● What is expected
Transcribe all of the data exactly. Omit the pictures.

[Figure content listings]
━━━━━━

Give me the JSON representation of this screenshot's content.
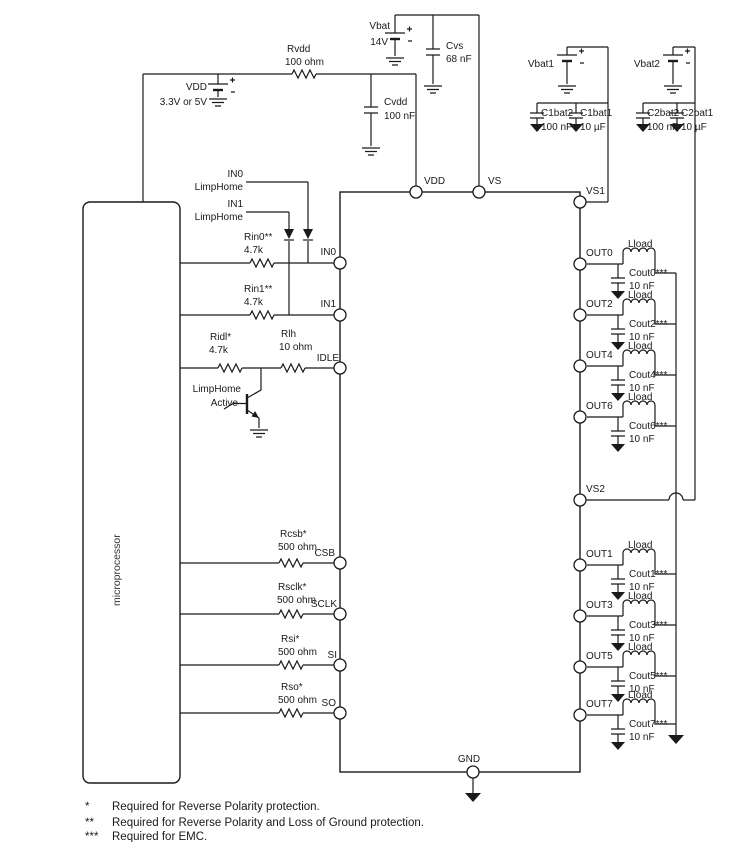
{
  "micro": {
    "label": "microprocessor"
  },
  "supplies": {
    "vdd": {
      "name": "VDD",
      "value": "3.3V or 5V"
    },
    "vbat": {
      "name": "Vbat",
      "value": "14V"
    },
    "vbat1": {
      "name": "Vbat1"
    },
    "vbat2": {
      "name": "Vbat2"
    }
  },
  "passives": {
    "rvdd": {
      "name": "Rvdd",
      "value": "100 ohm"
    },
    "cvdd": {
      "name": "Cvdd",
      "value": "100 nF"
    },
    "cvs": {
      "name": "Cvs",
      "value": "68 nF"
    },
    "c1bat2": {
      "name": "C1bat2",
      "value": "100 nF"
    },
    "c1bat1": {
      "name": "C1bat1",
      "value": "10 µF"
    },
    "c2bat2": {
      "name": "C2bat2",
      "value": "100 nF"
    },
    "c2bat1": {
      "name": "C2bat1",
      "value": "10 µF"
    },
    "rin0": {
      "name": "Rin0**",
      "value": "4.7k"
    },
    "rin1": {
      "name": "Rin1**",
      "value": "4.7k"
    },
    "ridl": {
      "name": "Ridl*",
      "value": "4.7k"
    },
    "rlh": {
      "name": "Rlh",
      "value": "10 ohm"
    },
    "rcsb": {
      "name": "Rcsb*",
      "value": "500 ohm"
    },
    "rsclk": {
      "name": "Rsclk*",
      "value": "500 ohm"
    },
    "rsi": {
      "name": "Rsi*",
      "value": "500 ohm"
    },
    "rso": {
      "name": "Rso*",
      "value": "500 ohm"
    }
  },
  "signals": {
    "in0_limphome": {
      "line1": "IN0",
      "line2": "LimpHome"
    },
    "in1_limphome": {
      "line1": "IN1",
      "line2": "LimpHome"
    },
    "limphome_active": {
      "line1": "LimpHome",
      "line2": "Active"
    }
  },
  "ic": {
    "pins": {
      "vdd": "VDD",
      "vs": "VS",
      "vs1": "VS1",
      "vs2": "VS2",
      "gnd": "GND",
      "in0": "IN0",
      "in1": "IN1",
      "idle": "IDLE",
      "csb": "CSB",
      "sclk": "SCLK",
      "si": "SI",
      "so": "SO"
    }
  },
  "outputs_top": [
    {
      "pin": "OUT0",
      "load": "Lload",
      "cap": "Cout0***",
      "cap_value": "10 nF"
    },
    {
      "pin": "OUT2",
      "load": "Lload",
      "cap": "Cout2***",
      "cap_value": "10 nF"
    },
    {
      "pin": "OUT4",
      "load": "Lload",
      "cap": "Cout4***",
      "cap_value": "10 nF"
    },
    {
      "pin": "OUT6",
      "load": "Lload",
      "cap": "Cout6***",
      "cap_value": "10 nF"
    }
  ],
  "outputs_bottom": [
    {
      "pin": "OUT1",
      "load": "Lload",
      "cap": "Cout1***",
      "cap_value": "10 nF"
    },
    {
      "pin": "OUT3",
      "load": "Lload",
      "cap": "Cout3***",
      "cap_value": "10 nF"
    },
    {
      "pin": "OUT5",
      "load": "Lload",
      "cap": "Cout5***",
      "cap_value": "10 nF"
    },
    {
      "pin": "OUT7",
      "load": "Lload",
      "cap": "Cout7***",
      "cap_value": "10 nF"
    }
  ],
  "footnotes": [
    {
      "marker": "*",
      "text": "Required for Reverse Polarity protection."
    },
    {
      "marker": "**",
      "text": "Required for Reverse Polarity and Loss of Ground protection."
    },
    {
      "marker": "***",
      "text": "Required for EMC."
    }
  ]
}
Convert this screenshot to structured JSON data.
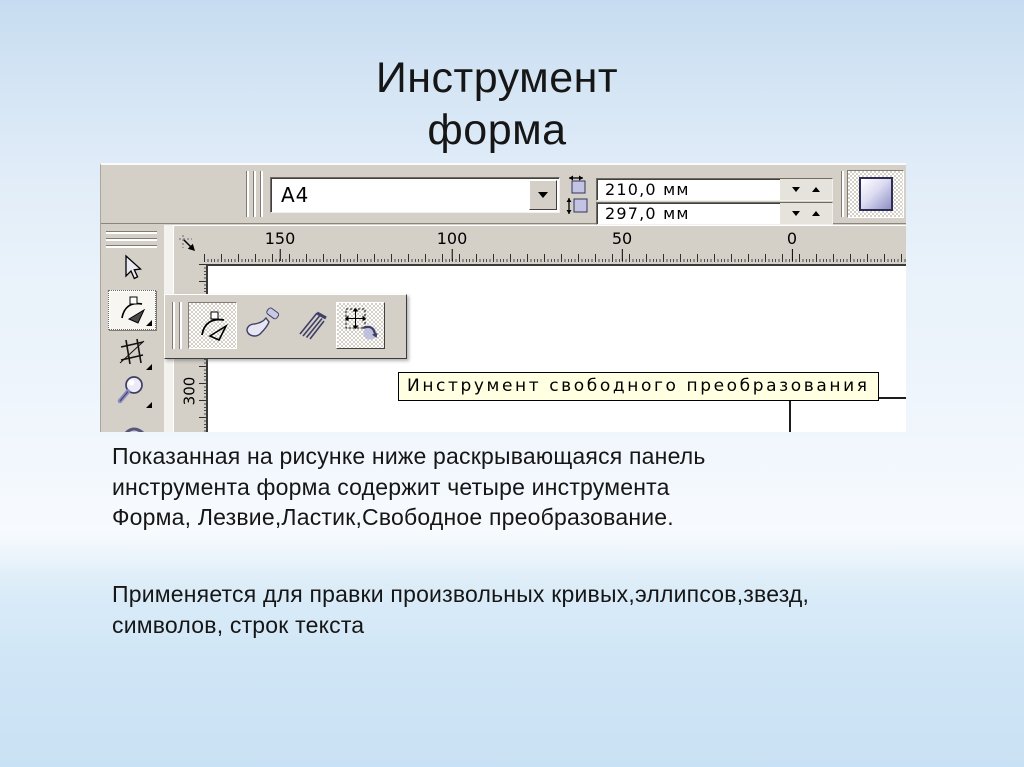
{
  "slide": {
    "title_line1": "Инструмент",
    "title_line2": "форма",
    "paragraph1_line1": "Показанная на рисунке ниже раскрывающаяся панель",
    "paragraph1_line2": "инструмента форма содержит четыре инструмента",
    "paragraph1_line3": "Форма, Лезвие,Ластик,Свободное преобразование.",
    "paragraph2_line1": "Применяется для правки произвольных кривых,эллипсов,звезд,",
    "paragraph2_line2": "символов, строк текста"
  },
  "screenshot": {
    "property_bar": {
      "paper_size_value": "А4",
      "paper_width_value": "210,0 мм",
      "paper_height_value": "297,0 мм"
    },
    "ruler": {
      "h_labels": [
        "150",
        "100",
        "50",
        "0"
      ],
      "v_label": "300"
    },
    "tooltip_text": "Инструмент свободного преобразования",
    "icons": {
      "toolbox": [
        "pick-tool-icon",
        "shape-tool-icon",
        "crop-tool-icon",
        "zoom-tool-icon"
      ],
      "flyout": [
        "shape-tool-icon",
        "smudge-brush-icon",
        "roughen-brush-icon",
        "free-transform-icon"
      ],
      "property_bar": [
        "paper-width-icon",
        "paper-height-icon",
        "portrait-orientation-icon",
        "dropdown-arrow-icon",
        "spinner-down-icon",
        "spinner-up-icon"
      ],
      "ruler": [
        "ruler-origin-icon"
      ]
    }
  },
  "colors": {
    "window_face": "#d4d0c8",
    "window_shadow": "#807c74",
    "tooltip_bg": "#ffffe1",
    "icon_accent": "#8f8fc6",
    "slide_bg_top": "#c6dcf0",
    "slide_bg_bottom": "#c9e1f4",
    "text": "#161616"
  }
}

━━━━━━

● Exercise answer
Give me the JSON representation of this screenshot's content.
{
  "micro": {
    "label": "microprocessor"
  },
  "supplies": {
    "vdd": {
      "name": "VDD",
      "value": "3.3V or 5V"
    },
    "vbat": {
      "name": "Vbat",
      "value": "14V"
    },
    "vbat1": {
      "name": "Vbat1"
    },
    "vbat2": {
      "name": "Vbat2"
    }
  },
  "passives": {
    "rvdd": {
      "name": "Rvdd",
      "value": "100 ohm"
    },
    "cvdd": {
      "name": "Cvdd",
      "value": "100 nF"
    },
    "cvs": {
      "name": "Cvs",
      "value": "68 nF"
    },
    "c1bat2": {
      "name": "C1bat2",
      "value": "100 nF"
    },
    "c1bat1": {
      "name": "C1bat1",
      "value": "10 µF"
    },
    "c2bat2": {
      "name": "C2bat2",
      "value": "100 nF"
    },
    "c2bat1": {
      "name": "C2bat1",
      "value": "10 µF"
    },
    "rin0": {
      "name": "Rin0**",
      "value": "4.7k"
    },
    "rin1": {
      "name": "Rin1**",
      "value": "4.7k"
    },
    "ridl": {
      "name": "Ridl*",
      "value": "4.7k"
    },
    "rlh": {
      "name": "Rlh",
      "value": "10 ohm"
    },
    "rcsb": {
      "name": "Rcsb*",
      "value": "500 ohm"
    },
    "rsclk": {
      "name": "Rsclk*",
      "value": "500 ohm"
    },
    "rsi": {
      "name": "Rsi*",
      "value": "500 ohm"
    },
    "rso": {
      "name": "Rso*",
      "value": "500 ohm"
    }
  },
  "signals": {
    "in0_limphome": {
      "line1": "IN0",
      "line2": "LimpHome"
    },
    "in1_limphome": {
      "line1": "IN1",
      "line2": "LimpHome"
    },
    "limphome_active": {
      "line1": "LimpHome",
      "line2": "Active"
    }
  },
  "ic": {
    "pins": {
      "vdd": "VDD",
      "vs": "VS",
      "vs1": "VS1",
      "vs2": "VS2",
      "gnd": "GND",
      "in0": "IN0",
      "in1": "IN1",
      "idle": "IDLE",
      "csb": "CSB",
      "sclk": "SCLK",
      "si": "SI",
      "so": "SO"
    }
  },
  "outputs_top": [
    {
      "pin": "OUT0",
      "load": "Lload",
      "cap": "Cout0***",
      "cap_value": "10 nF"
    },
    {
      "pin": "OUT2",
      "load": "Lload",
      "cap": "Cout2***",
      "cap_value": "10 nF"
    },
    {
      "pin": "OUT4",
      "load": "Lload",
      "cap": "Cout4***",
      "cap_value": "10 nF"
    },
    {
      "pin": "OUT6",
      "load": "Lload",
      "cap": "Cout6***",
      "cap_value": "10 nF"
    }
  ],
  "outputs_bottom": [
    {
      "pin": "OUT1",
      "load": "Lload",
      "cap": "Cout1***",
      "cap_value": "10 nF"
    },
    {
      "pin": "OUT3",
      "load": "Lload",
      "cap": "Cout3***",
      "cap_value": "10 nF"
    },
    {
      "pin": "OUT5",
      "load": "Lload",
      "cap": "Cout5***",
      "cap_value": "10 nF"
    },
    {
      "pin": "OUT7",
      "load": "Lload",
      "cap": "Cout7***",
      "cap_value": "10 nF"
    }
  ],
  "footnotes": [
    {
      "marker": "*",
      "text": "Required for Reverse Polarity protection."
    },
    {
      "marker": "**",
      "text": "Required for Reverse Polarity and Loss of Ground protection."
    },
    {
      "marker": "***",
      "text": "Required for EMC."
    }
  ]
}
Convert this screenshot to structured JSON data.
{
  "slide": {
    "title_line1": "Инструмент",
    "title_line2": "форма",
    "paragraph1_line1": "Показанная на рисунке ниже раскрывающаяся панель",
    "paragraph1_line2": "инструмента форма содержит четыре инструмента",
    "paragraph1_line3": "Форма, Лезвие,Ластик,Свободное преобразование.",
    "paragraph2_line1": "Применяется для правки произвольных кривых,эллипсов,звезд,",
    "paragraph2_line2": "символов, строк текста"
  },
  "screenshot": {
    "property_bar": {
      "paper_size_value": "А4",
      "paper_width_value": "210,0 мм",
      "paper_height_value": "297,0 мм"
    },
    "ruler": {
      "h_labels": [
        "150",
        "100",
        "50",
        "0"
      ],
      "v_label": "300"
    },
    "tooltip_text": "Инструмент свободного преобразования",
    "icons": {
      "toolbox": [
        "pick-tool-icon",
        "shape-tool-icon",
        "crop-tool-icon",
        "zoom-tool-icon"
      ],
      "flyout": [
        "shape-tool-icon",
        "smudge-brush-icon",
        "roughen-brush-icon",
        "free-transform-icon"
      ],
      "property_bar": [
        "paper-width-icon",
        "paper-height-icon",
        "portrait-orientation-icon",
        "dropdown-arrow-icon",
        "spinner-down-icon",
        "spinner-up-icon"
      ],
      "ruler": [
        "ruler-origin-icon"
      ]
    }
  },
  "colors": {
    "window_face": "#d4d0c8",
    "window_shadow": "#807c74",
    "tooltip_bg": "#ffffe1",
    "icon_accent": "#8f8fc6",
    "slide_bg_top": "#c6dcf0",
    "slide_bg_bottom": "#c9e1f4",
    "text": "#161616"
  }
}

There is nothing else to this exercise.